▶ Your instructions: Using the data below, copy each line that includes the word "value".

───── Dataset excerpts

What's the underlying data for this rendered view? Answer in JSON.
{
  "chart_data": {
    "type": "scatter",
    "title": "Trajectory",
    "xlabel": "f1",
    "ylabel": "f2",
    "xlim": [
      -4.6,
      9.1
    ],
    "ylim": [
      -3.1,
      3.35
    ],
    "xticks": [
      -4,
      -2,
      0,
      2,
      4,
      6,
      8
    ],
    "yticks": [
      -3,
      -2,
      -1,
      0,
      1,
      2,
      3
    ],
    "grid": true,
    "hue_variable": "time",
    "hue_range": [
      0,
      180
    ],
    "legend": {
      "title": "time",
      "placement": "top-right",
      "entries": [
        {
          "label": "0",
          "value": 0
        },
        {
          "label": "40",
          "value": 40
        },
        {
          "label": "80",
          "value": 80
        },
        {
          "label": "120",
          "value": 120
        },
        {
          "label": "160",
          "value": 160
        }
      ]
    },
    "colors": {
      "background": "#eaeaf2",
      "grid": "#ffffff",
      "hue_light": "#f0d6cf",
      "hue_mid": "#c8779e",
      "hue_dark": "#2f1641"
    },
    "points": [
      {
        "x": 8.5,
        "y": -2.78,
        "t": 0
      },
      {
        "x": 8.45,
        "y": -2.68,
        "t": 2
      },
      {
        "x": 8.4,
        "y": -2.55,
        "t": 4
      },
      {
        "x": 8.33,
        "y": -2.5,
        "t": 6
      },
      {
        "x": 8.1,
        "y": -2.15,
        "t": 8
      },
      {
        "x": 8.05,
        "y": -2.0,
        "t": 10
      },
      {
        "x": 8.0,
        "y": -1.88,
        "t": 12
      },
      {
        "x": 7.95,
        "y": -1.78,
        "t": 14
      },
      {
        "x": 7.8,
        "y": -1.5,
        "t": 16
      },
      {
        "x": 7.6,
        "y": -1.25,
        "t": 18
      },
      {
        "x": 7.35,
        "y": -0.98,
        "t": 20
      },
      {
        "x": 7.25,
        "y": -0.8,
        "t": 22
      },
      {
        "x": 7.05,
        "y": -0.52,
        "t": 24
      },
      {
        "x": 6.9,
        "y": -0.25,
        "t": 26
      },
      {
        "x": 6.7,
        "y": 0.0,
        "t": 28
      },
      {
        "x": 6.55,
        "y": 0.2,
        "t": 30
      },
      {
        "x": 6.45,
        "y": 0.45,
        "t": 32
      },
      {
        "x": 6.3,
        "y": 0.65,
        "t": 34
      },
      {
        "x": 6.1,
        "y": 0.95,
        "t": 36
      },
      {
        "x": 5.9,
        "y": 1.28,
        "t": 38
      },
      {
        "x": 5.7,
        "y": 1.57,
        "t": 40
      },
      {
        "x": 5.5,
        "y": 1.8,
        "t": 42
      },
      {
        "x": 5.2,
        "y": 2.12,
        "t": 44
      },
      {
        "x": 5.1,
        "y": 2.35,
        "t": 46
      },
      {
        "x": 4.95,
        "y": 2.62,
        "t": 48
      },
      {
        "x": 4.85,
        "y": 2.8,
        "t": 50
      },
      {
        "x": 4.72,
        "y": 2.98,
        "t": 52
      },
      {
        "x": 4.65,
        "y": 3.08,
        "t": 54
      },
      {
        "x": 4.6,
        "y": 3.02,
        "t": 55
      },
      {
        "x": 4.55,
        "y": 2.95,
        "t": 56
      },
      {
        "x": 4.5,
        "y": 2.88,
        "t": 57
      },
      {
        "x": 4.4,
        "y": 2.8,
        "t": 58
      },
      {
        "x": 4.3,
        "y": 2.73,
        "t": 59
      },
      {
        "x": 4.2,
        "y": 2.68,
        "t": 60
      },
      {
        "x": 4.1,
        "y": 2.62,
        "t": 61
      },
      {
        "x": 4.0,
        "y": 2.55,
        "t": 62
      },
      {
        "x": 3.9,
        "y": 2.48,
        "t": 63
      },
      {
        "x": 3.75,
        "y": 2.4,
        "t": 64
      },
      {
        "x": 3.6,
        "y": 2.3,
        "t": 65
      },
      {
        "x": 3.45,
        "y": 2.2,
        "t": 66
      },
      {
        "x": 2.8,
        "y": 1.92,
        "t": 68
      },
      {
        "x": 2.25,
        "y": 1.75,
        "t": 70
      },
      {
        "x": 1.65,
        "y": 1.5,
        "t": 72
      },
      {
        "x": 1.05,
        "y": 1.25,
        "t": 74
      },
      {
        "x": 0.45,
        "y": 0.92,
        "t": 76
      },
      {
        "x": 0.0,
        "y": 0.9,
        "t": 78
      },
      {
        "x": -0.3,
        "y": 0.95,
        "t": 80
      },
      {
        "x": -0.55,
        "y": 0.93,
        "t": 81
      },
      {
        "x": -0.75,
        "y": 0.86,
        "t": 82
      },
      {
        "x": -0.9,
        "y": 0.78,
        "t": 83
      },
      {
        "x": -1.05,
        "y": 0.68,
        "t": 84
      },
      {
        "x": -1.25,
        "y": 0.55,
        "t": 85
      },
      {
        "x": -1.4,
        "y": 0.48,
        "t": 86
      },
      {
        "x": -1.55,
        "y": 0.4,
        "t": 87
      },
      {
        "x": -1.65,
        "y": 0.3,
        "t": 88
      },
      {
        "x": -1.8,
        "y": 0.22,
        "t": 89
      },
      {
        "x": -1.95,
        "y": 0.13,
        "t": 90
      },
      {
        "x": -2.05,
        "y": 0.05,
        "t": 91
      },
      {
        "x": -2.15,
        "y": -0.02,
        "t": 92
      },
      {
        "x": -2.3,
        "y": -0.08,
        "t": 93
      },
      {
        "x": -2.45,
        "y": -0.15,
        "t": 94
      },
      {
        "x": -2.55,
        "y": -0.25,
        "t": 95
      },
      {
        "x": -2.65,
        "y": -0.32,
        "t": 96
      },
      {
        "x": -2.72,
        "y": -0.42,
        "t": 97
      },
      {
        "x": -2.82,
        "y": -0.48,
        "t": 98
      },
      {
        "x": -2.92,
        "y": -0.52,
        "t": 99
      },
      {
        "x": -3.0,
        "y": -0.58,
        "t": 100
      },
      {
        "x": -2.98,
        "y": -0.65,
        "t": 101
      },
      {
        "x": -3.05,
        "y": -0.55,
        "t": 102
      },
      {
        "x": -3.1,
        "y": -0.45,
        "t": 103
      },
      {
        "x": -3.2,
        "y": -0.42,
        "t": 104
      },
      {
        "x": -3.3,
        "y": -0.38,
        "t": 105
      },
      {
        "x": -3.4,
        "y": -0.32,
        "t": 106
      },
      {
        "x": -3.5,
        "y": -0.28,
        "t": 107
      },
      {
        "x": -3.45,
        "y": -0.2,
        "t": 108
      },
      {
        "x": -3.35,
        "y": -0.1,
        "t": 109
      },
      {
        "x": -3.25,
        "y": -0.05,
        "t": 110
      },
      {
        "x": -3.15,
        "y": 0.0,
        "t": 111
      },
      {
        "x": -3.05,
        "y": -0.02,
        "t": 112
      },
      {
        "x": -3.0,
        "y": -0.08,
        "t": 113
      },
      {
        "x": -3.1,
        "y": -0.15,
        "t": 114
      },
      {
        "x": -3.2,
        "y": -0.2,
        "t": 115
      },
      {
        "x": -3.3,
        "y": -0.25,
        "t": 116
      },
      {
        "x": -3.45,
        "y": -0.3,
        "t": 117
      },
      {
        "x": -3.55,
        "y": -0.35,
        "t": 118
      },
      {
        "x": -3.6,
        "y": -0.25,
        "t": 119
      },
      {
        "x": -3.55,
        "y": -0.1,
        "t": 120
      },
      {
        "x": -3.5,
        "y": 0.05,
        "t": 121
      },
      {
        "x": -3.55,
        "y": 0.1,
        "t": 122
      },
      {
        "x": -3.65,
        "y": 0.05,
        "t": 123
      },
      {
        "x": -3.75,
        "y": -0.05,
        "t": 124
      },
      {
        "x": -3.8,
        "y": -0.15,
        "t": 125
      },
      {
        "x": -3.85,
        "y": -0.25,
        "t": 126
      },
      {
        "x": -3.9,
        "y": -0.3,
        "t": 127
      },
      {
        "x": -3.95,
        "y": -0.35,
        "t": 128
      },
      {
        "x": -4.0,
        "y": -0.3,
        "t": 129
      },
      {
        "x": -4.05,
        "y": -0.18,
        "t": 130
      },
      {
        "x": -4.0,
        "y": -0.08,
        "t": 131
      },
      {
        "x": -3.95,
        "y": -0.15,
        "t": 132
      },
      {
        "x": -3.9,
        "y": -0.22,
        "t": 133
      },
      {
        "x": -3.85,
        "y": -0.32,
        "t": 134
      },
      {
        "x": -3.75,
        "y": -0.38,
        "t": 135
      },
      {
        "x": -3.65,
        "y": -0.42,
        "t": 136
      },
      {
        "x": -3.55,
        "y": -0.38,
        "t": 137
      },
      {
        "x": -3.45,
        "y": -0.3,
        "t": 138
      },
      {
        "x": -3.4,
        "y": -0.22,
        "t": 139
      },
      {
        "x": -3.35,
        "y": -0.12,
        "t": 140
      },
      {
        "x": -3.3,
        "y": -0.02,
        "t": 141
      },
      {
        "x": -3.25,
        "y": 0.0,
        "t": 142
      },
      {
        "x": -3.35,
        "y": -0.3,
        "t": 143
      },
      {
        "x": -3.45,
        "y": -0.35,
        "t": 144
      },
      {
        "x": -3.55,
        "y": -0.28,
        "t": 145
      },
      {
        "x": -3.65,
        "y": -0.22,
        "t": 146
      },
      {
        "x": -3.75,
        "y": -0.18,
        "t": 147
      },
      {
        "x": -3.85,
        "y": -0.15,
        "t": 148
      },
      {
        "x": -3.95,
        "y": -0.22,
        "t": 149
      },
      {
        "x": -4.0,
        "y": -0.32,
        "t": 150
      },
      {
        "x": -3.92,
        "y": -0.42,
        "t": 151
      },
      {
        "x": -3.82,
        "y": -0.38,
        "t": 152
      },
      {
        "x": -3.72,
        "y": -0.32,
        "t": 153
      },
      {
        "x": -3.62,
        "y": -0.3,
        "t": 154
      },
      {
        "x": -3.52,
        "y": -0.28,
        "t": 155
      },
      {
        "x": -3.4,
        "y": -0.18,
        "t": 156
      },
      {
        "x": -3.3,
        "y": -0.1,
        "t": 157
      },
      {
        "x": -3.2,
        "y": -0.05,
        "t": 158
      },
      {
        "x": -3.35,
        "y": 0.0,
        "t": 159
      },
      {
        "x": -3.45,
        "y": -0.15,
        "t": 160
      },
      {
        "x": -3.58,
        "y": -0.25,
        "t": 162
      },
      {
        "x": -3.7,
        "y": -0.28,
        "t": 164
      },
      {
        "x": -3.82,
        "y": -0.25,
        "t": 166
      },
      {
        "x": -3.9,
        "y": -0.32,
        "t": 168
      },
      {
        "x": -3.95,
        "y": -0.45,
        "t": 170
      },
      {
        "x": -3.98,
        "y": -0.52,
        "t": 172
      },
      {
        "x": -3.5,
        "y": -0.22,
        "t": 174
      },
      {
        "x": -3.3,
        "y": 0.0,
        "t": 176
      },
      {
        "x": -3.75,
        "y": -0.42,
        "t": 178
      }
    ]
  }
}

──────────

▶ Correct result:
          "value": 0
          "value": 40
          "value": 80
          "value": 120
          "value": 160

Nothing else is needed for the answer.